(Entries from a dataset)
************

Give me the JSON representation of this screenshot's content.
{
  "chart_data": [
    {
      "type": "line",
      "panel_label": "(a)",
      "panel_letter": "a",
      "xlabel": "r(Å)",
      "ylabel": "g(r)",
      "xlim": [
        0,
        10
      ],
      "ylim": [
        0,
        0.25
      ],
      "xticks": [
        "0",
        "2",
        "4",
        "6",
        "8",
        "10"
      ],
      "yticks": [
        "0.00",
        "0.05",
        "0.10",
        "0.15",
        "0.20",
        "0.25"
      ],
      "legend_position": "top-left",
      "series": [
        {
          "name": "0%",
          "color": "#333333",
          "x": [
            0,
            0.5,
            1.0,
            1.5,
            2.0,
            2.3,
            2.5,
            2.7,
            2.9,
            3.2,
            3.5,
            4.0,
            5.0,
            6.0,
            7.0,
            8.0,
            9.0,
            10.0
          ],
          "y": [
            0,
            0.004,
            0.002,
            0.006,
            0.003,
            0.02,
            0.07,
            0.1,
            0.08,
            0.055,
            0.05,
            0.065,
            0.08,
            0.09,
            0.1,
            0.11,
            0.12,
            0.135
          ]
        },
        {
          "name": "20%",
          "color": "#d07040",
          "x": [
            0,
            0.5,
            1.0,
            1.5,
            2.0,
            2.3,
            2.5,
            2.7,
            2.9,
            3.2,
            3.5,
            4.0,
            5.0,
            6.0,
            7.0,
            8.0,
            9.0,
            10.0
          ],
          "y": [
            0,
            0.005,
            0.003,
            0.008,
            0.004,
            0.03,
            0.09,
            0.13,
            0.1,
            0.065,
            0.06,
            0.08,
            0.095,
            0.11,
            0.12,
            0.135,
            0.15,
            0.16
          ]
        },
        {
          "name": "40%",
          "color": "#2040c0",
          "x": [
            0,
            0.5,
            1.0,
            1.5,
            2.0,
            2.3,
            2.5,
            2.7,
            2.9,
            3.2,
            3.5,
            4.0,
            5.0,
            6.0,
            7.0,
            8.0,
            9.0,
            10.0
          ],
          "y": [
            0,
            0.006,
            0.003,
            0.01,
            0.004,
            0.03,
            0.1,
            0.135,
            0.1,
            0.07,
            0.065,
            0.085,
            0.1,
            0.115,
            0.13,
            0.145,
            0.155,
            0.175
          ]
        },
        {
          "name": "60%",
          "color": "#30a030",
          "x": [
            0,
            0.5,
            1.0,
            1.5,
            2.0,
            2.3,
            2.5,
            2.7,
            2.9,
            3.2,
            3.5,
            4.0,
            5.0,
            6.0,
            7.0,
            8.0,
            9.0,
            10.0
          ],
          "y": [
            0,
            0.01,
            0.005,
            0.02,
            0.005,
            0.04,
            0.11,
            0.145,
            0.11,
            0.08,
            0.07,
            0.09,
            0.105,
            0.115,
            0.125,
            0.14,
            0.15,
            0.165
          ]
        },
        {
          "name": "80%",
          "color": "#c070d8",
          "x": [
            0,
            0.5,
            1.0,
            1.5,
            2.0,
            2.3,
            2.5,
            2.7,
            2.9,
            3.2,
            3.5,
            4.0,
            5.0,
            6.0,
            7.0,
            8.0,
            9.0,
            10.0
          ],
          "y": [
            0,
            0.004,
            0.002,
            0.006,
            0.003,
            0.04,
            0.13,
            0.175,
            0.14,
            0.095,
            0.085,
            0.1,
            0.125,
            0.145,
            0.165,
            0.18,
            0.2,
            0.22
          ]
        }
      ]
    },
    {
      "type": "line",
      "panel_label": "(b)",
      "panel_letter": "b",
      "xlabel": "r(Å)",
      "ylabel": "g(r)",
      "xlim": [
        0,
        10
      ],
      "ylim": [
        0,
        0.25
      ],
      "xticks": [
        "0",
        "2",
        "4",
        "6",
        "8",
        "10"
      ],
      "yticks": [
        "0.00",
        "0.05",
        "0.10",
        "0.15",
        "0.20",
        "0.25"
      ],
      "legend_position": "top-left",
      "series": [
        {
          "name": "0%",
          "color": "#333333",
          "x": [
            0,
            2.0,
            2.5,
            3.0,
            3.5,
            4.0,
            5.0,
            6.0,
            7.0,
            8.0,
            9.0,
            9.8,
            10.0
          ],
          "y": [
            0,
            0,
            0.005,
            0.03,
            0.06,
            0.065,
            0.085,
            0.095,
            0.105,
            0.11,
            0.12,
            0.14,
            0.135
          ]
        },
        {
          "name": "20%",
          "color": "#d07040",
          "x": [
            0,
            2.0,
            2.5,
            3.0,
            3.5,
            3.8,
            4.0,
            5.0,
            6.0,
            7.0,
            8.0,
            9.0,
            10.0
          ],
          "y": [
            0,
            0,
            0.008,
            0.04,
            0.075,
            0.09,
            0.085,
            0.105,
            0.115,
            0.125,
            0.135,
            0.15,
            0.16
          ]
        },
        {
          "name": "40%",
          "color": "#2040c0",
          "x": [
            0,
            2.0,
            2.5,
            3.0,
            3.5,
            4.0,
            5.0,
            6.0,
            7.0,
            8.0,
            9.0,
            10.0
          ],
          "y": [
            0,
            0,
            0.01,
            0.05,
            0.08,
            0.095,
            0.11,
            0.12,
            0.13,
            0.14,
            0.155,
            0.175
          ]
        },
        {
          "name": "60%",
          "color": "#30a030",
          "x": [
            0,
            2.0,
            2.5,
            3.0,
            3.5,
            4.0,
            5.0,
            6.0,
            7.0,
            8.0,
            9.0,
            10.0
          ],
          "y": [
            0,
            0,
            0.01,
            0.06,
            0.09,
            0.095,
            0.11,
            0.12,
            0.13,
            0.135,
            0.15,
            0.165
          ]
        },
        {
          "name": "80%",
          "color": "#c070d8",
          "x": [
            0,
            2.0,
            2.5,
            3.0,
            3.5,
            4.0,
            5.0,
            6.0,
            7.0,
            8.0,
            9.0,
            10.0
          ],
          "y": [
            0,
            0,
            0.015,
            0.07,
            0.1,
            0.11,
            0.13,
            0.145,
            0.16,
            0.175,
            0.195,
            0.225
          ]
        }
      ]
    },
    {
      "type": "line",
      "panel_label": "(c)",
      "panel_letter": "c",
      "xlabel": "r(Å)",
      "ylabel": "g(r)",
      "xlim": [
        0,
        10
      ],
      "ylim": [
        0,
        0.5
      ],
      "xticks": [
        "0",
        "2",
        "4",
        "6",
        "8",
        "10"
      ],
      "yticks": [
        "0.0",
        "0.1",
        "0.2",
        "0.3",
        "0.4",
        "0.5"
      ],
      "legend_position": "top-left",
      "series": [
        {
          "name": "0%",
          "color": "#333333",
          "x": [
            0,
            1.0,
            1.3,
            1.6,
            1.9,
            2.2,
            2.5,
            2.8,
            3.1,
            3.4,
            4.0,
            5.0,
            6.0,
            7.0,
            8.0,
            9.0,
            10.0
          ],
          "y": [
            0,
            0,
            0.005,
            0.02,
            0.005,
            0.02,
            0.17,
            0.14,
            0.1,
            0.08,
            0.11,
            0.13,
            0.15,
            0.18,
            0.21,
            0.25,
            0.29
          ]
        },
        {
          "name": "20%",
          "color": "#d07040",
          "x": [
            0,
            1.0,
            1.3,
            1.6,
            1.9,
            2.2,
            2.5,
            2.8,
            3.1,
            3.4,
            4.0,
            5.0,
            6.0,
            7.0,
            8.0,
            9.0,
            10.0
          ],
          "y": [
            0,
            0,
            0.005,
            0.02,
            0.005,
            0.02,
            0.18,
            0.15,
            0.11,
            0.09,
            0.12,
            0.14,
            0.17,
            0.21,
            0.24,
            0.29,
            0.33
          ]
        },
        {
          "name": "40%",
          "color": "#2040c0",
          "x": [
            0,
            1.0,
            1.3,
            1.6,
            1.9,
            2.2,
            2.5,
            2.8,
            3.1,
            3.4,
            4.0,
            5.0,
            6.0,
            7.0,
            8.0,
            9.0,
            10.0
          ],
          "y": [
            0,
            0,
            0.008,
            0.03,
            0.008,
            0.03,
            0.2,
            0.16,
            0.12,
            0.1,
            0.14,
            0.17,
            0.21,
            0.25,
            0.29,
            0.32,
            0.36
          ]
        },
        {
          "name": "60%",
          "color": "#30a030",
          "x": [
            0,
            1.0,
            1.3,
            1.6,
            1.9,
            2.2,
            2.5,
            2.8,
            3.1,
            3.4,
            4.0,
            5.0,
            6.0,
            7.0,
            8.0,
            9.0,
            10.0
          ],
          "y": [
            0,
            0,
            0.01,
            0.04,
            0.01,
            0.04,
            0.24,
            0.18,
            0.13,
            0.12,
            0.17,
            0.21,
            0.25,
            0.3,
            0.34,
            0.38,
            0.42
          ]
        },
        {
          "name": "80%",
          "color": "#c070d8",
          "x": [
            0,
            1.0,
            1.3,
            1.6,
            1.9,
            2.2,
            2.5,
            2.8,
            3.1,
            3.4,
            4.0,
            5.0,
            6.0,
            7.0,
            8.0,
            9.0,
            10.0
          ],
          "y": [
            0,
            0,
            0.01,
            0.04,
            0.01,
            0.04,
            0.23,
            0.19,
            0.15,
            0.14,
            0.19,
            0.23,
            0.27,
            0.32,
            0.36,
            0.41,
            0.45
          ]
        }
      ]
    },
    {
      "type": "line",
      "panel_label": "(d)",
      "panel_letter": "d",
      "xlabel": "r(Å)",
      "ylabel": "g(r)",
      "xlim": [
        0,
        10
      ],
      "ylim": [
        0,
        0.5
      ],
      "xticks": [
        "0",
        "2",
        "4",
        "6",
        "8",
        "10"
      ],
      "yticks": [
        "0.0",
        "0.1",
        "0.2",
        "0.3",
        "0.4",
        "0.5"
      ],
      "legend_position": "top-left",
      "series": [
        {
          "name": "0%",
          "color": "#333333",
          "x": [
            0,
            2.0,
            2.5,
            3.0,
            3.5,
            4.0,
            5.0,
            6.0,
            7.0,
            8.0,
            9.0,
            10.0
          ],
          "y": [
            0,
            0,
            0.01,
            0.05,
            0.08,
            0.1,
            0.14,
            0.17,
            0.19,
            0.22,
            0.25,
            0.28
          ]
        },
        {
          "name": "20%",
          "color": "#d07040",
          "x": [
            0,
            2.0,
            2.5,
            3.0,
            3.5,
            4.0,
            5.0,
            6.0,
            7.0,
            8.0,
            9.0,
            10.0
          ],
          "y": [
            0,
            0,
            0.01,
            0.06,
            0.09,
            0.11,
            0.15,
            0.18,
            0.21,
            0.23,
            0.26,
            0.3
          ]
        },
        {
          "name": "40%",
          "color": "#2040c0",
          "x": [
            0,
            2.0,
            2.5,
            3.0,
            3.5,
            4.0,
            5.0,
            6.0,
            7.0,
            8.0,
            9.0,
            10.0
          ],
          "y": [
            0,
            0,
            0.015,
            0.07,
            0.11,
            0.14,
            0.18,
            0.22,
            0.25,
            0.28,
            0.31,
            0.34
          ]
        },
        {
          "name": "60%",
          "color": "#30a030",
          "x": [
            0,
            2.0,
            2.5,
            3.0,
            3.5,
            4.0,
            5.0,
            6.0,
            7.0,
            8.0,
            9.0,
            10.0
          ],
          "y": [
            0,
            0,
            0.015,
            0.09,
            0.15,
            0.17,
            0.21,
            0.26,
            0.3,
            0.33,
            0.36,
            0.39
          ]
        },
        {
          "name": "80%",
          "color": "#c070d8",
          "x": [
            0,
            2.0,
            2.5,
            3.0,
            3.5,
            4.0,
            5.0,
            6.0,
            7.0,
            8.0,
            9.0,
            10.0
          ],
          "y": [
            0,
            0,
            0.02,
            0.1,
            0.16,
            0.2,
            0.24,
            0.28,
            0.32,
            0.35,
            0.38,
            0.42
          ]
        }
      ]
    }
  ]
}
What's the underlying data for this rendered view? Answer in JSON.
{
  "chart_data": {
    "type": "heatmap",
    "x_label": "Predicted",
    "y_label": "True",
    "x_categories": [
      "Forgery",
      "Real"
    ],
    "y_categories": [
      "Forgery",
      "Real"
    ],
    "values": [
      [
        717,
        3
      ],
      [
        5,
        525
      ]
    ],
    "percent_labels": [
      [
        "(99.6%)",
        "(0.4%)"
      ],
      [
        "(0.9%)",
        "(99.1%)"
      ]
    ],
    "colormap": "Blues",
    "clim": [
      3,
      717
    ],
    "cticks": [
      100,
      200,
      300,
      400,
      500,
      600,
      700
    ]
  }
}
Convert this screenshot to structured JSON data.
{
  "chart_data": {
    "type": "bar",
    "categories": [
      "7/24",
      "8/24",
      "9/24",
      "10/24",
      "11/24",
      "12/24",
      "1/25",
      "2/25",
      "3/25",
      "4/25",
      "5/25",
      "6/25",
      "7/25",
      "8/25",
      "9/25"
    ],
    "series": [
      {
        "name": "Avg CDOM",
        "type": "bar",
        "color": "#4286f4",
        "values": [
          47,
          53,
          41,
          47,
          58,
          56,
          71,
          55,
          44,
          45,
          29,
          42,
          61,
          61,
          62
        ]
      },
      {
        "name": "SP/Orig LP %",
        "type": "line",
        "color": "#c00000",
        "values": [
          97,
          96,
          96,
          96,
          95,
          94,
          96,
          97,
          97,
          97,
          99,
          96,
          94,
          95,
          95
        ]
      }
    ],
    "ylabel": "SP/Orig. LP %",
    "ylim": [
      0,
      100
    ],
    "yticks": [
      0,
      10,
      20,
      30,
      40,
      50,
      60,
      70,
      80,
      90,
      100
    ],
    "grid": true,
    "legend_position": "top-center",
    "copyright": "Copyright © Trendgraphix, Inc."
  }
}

************

Exercise details: A line counts if it holds the word "this". How many lines of the entries count? Give the number only.

Exercise solution: 3